**WORK TO DO:**
Search the records for the word "name" and report each line that has it.

**THE RECORDS:**
● ● ●

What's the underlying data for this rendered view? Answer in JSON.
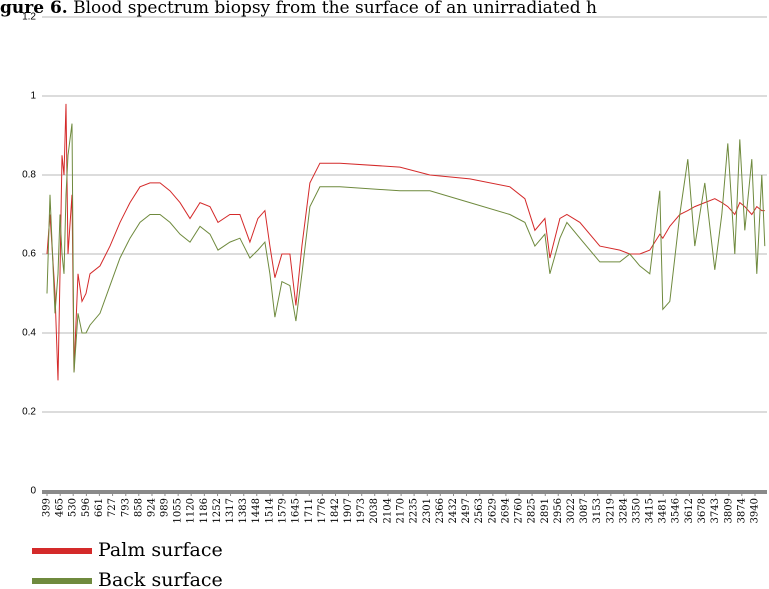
{
  "chart_data": {
    "type": "line",
    "title_label": "gure 6.",
    "title": "Blood spectrum biopsy from the surface of an unirradiated h",
    "x": [
      399,
      414,
      439,
      454,
      464,
      474,
      484,
      494,
      504,
      524,
      534,
      554,
      574,
      594,
      614,
      664,
      714,
      764,
      814,
      864,
      914,
      964,
      1014,
      1064,
      1114,
      1164,
      1214,
      1254,
      1314,
      1364,
      1414,
      1454,
      1489,
      1514,
      1539,
      1574,
      1614,
      1644,
      1674,
      1714,
      1764,
      1864,
      2164,
      2314,
      2514,
      2714,
      2789,
      2839,
      2889,
      2914,
      2964,
      2999,
      3064,
      3164,
      3264,
      3314,
      3364,
      3414,
      3464,
      3479,
      3514,
      3564,
      3604,
      3639,
      3689,
      3739,
      3774,
      3804,
      3839,
      3864,
      3889,
      3924,
      3949,
      3974,
      3989
    ],
    "series": [
      {
        "name": "Palm surface",
        "color": "#d42a2a",
        "values": [
          0.6,
          0.7,
          0.5,
          0.28,
          0.55,
          0.85,
          0.8,
          0.98,
          0.6,
          0.75,
          0.3,
          0.55,
          0.48,
          0.5,
          0.55,
          0.57,
          0.62,
          0.68,
          0.73,
          0.77,
          0.78,
          0.78,
          0.76,
          0.73,
          0.69,
          0.73,
          0.72,
          0.68,
          0.7,
          0.7,
          0.63,
          0.69,
          0.71,
          0.62,
          0.54,
          0.6,
          0.6,
          0.47,
          0.62,
          0.78,
          0.83,
          0.83,
          0.82,
          0.8,
          0.79,
          0.77,
          0.74,
          0.66,
          0.69,
          0.59,
          0.69,
          0.7,
          0.68,
          0.62,
          0.61,
          0.6,
          0.6,
          0.61,
          0.65,
          0.64,
          0.67,
          0.7,
          0.71,
          0.72,
          0.73,
          0.74,
          0.73,
          0.72,
          0.7,
          0.73,
          0.72,
          0.7,
          0.72,
          0.71,
          0.71
        ]
      },
      {
        "name": "Back surface",
        "color": "#6f8a3e",
        "values": [
          0.5,
          0.75,
          0.45,
          0.55,
          0.7,
          0.6,
          0.55,
          0.75,
          0.85,
          0.93,
          0.3,
          0.45,
          0.4,
          0.4,
          0.42,
          0.45,
          0.52,
          0.59,
          0.64,
          0.68,
          0.7,
          0.7,
          0.68,
          0.65,
          0.63,
          0.67,
          0.65,
          0.61,
          0.63,
          0.64,
          0.59,
          0.61,
          0.63,
          0.55,
          0.44,
          0.53,
          0.52,
          0.43,
          0.55,
          0.72,
          0.77,
          0.77,
          0.76,
          0.76,
          0.73,
          0.7,
          0.68,
          0.62,
          0.65,
          0.55,
          0.64,
          0.68,
          0.64,
          0.58,
          0.58,
          0.6,
          0.57,
          0.55,
          0.76,
          0.46,
          0.48,
          0.7,
          0.84,
          0.62,
          0.78,
          0.56,
          0.7,
          0.88,
          0.6,
          0.89,
          0.66,
          0.84,
          0.55,
          0.8,
          0.62
        ]
      }
    ],
    "xlim": [
      399,
      4000
    ],
    "xticks": [
      399,
      465,
      530,
      596,
      661,
      727,
      793,
      858,
      924,
      989,
      1055,
      1120,
      1186,
      1252,
      1317,
      1383,
      1448,
      1514,
      1579,
      1645,
      1711,
      1776,
      1842,
      1907,
      1973,
      2038,
      2104,
      2170,
      2235,
      2301,
      2366,
      2432,
      2497,
      2563,
      2629,
      2694,
      2760,
      2825,
      2891,
      2956,
      3022,
      3087,
      3153,
      3219,
      3284,
      3350,
      3415,
      3481,
      3546,
      3612,
      3678,
      3743,
      3809,
      3874,
      3940
    ],
    "ylim": [
      0,
      1.2
    ],
    "yticks": [
      0,
      0.2,
      0.4,
      0.6,
      0.8,
      1,
      1.2
    ],
    "grid": true,
    "legend": "bottom-left"
  }
}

● ● ●

**EXERCISE OUTPUT:**
        "name": "Palm surface",
        "name": "Back surface",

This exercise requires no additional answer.